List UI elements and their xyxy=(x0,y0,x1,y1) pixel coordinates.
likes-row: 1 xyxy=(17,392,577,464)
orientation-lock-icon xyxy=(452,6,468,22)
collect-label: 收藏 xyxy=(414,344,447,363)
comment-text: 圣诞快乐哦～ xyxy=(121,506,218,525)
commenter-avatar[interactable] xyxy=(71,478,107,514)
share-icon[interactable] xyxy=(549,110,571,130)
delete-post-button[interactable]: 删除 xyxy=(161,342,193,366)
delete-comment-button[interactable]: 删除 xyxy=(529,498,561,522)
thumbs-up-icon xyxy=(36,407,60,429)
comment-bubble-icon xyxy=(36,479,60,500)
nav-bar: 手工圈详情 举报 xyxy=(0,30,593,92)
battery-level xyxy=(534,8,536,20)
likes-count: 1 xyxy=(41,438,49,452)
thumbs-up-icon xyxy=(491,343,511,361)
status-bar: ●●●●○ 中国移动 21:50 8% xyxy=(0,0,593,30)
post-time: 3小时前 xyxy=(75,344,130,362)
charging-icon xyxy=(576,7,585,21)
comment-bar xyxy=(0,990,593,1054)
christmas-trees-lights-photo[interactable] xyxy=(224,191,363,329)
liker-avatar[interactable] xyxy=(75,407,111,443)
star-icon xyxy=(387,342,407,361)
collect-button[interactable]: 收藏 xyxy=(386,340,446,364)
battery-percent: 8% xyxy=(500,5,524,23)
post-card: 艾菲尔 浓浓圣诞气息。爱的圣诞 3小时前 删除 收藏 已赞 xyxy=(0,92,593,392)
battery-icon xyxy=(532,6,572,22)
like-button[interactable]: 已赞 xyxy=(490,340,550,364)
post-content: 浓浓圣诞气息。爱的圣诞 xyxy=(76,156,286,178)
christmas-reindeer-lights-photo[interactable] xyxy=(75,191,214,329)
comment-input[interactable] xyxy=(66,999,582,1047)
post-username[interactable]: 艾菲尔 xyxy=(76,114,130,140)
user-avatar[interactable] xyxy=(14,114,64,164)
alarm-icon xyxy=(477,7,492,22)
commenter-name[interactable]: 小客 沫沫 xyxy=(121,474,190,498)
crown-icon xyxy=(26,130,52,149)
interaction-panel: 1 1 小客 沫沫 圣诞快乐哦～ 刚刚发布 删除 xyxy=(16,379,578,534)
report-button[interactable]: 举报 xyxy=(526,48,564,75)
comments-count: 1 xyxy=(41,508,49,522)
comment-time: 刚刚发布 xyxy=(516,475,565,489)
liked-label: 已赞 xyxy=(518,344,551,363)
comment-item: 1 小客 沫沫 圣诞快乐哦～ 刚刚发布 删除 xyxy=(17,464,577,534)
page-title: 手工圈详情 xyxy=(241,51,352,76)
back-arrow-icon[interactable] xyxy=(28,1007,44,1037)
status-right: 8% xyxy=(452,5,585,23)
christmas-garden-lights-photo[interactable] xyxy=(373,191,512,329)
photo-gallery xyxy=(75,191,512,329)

++++

Exercise aim: Extract every line of the entries, from the start through the line containing "battery-percent: 8% xyxy=(500,5,524,23)", and reproduce each one unchanged.

Full output:
List UI elements and their xyxy=(x0,y0,x1,y1) pixel coordinates.
likes-row: 1 xyxy=(17,392,577,464)
orientation-lock-icon xyxy=(452,6,468,22)
collect-label: 收藏 xyxy=(414,344,447,363)
comment-text: 圣诞快乐哦～ xyxy=(121,506,218,525)
commenter-avatar[interactable] xyxy=(71,478,107,514)
share-icon[interactable] xyxy=(549,110,571,130)
delete-post-button[interactable]: 删除 xyxy=(161,342,193,366)
delete-comment-button[interactable]: 删除 xyxy=(529,498,561,522)
thumbs-up-icon xyxy=(36,407,60,429)
comment-bubble-icon xyxy=(36,479,60,500)
nav-bar: 手工圈详情 举报 xyxy=(0,30,593,92)
battery-level xyxy=(534,8,536,20)
likes-count: 1 xyxy=(41,438,49,452)
thumbs-up-icon xyxy=(491,343,511,361)
status-bar: ●●●●○ 中国移动 21:50 8% xyxy=(0,0,593,30)
post-time: 3小时前 xyxy=(75,344,130,362)
charging-icon xyxy=(576,7,585,21)
comment-bar xyxy=(0,990,593,1054)
christmas-trees-lights-photo[interactable] xyxy=(224,191,363,329)
liker-avatar[interactable] xyxy=(75,407,111,443)
star-icon xyxy=(387,342,407,361)
collect-button[interactable]: 收藏 xyxy=(386,340,446,364)
battery-percent: 8% xyxy=(500,5,524,23)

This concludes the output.